• Stated task: Transcribe all the entries word for word, but omit the images.

• Data supplied:

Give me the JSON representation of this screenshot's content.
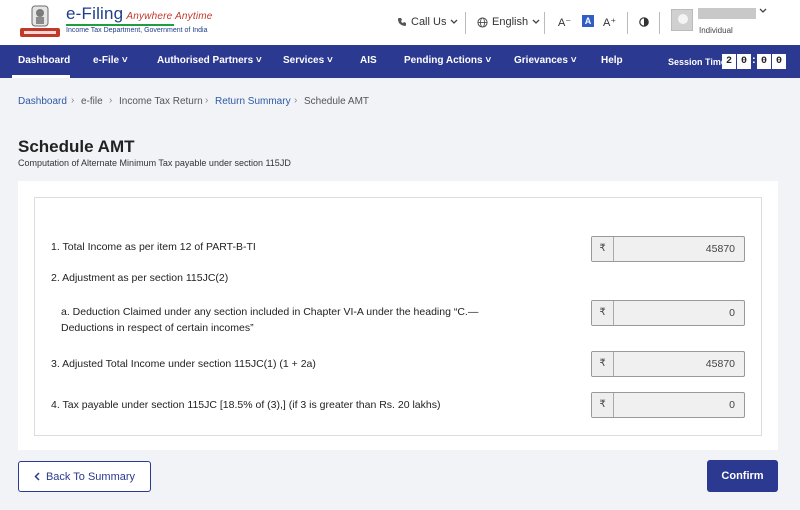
{
  "brand": {
    "title": "e-Filing",
    "tagline": "Anywhere Anytime",
    "subtitle": "Income Tax Department, Government of India"
  },
  "header": {
    "call_us": "Call Us",
    "language": "English",
    "font_decrease": "A⁻",
    "font_default": "A",
    "font_increase": "A⁺",
    "user_role": "Individual"
  },
  "nav": {
    "items": [
      "Dashboard",
      "e-File",
      "Authorised Partners",
      "Services",
      "AIS",
      "Pending Actions",
      "Grievances",
      "Help"
    ],
    "active": "Dashboard",
    "session_label": "Session Time",
    "session_digits": [
      "2",
      "0",
      "0",
      "0"
    ]
  },
  "breadcrumb": [
    "Dashboard",
    "e-file",
    "Income Tax Return",
    "Return Summary",
    "Schedule AMT"
  ],
  "page": {
    "title": "Schedule AMT",
    "subtitle": "Computation of Alternate Minimum Tax payable under section 115JD"
  },
  "form": {
    "currency_symbol": "₹",
    "rows": [
      {
        "label": "1. Total Income as per item 12 of PART-B-TI",
        "value": "45870"
      },
      {
        "label": "2. Adjustment as per section 115JC(2)"
      },
      {
        "label_line1": "a. Deduction Claimed under any section included in Chapter VI-A under the heading “C.—",
        "label_line2": "Deductions in respect of certain incomes”",
        "value": "0"
      },
      {
        "label": "3. Adjusted Total Income under section 115JC(1) (1 + 2a)",
        "value": "45870"
      },
      {
        "label": "4. Tax payable under section 115JC [18.5% of (3),] (if 3 is greater than Rs. 20 lakhs)",
        "value": "0"
      }
    ]
  },
  "buttons": {
    "back": "Back To Summary",
    "confirm": "Confirm"
  },
  "colors": {
    "primary": "#2b3990",
    "link": "#2b5aa6",
    "page_bg": "#f2f3f7"
  }
}
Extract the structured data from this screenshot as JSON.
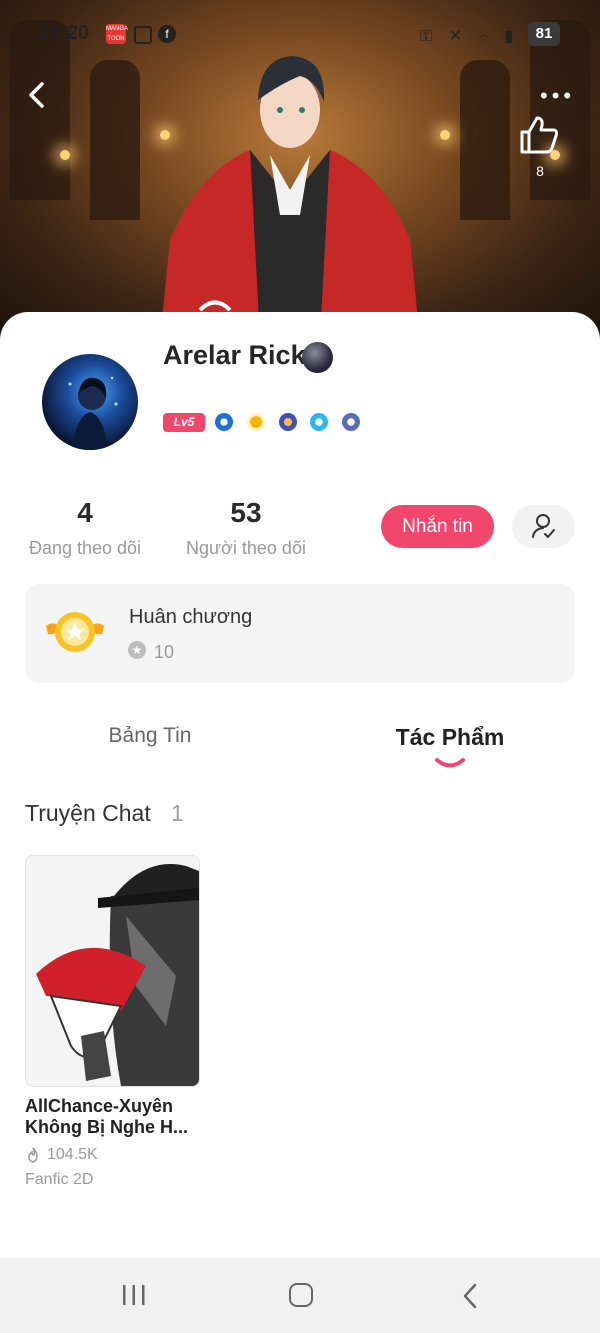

• Solution:
Give me the JSON representation of this screenshot's content.
{
  "brand": {
    "title": "e-Filing",
    "tagline": "Anywhere Anytime",
    "subtitle": "Income Tax Department, Government of India"
  },
  "header": {
    "call_us": "Call Us",
    "language": "English",
    "font_decrease": "A⁻",
    "font_default": "A",
    "font_increase": "A⁺",
    "user_role": "Individual"
  },
  "nav": {
    "items": [
      "Dashboard",
      "e-File",
      "Authorised Partners",
      "Services",
      "AIS",
      "Pending Actions",
      "Grievances",
      "Help"
    ],
    "active": "Dashboard",
    "session_label": "Session Time",
    "session_digits": [
      "2",
      "0",
      "0",
      "0"
    ]
  },
  "breadcrumb": [
    "Dashboard",
    "e-file",
    "Income Tax Return",
    "Return Summary",
    "Schedule AMT"
  ],
  "page": {
    "title": "Schedule AMT",
    "subtitle": "Computation of Alternate Minimum Tax payable under section 115JD"
  },
  "form": {
    "currency_symbol": "₹",
    "rows": [
      {
        "label": "1. Total Income as per item 12 of PART-B-TI",
        "value": "45870"
      },
      {
        "label": "2. Adjustment as per section 115JC(2)"
      },
      {
        "label_line1": "a. Deduction Claimed under any section included in Chapter VI-A under the heading “C.—",
        "label_line2": "Deductions in respect of certain incomes”",
        "value": "0"
      },
      {
        "label": "3. Adjusted Total Income under section 115JC(1) (1 + 2a)",
        "value": "45870"
      },
      {
        "label": "4. Tax payable under section 115JC [18.5% of (3),] (if 3 is greater than Rs. 20 lakhs)",
        "value": "0"
      }
    ]
  },
  "buttons": {
    "back": "Back To Summary",
    "confirm": "Confirm"
  },
  "colors": {
    "primary": "#2b3990",
    "link": "#2b5aa6",
    "page_bg": "#f2f3f7"
  }
}
Extract the structured data from this screenshot as JSON.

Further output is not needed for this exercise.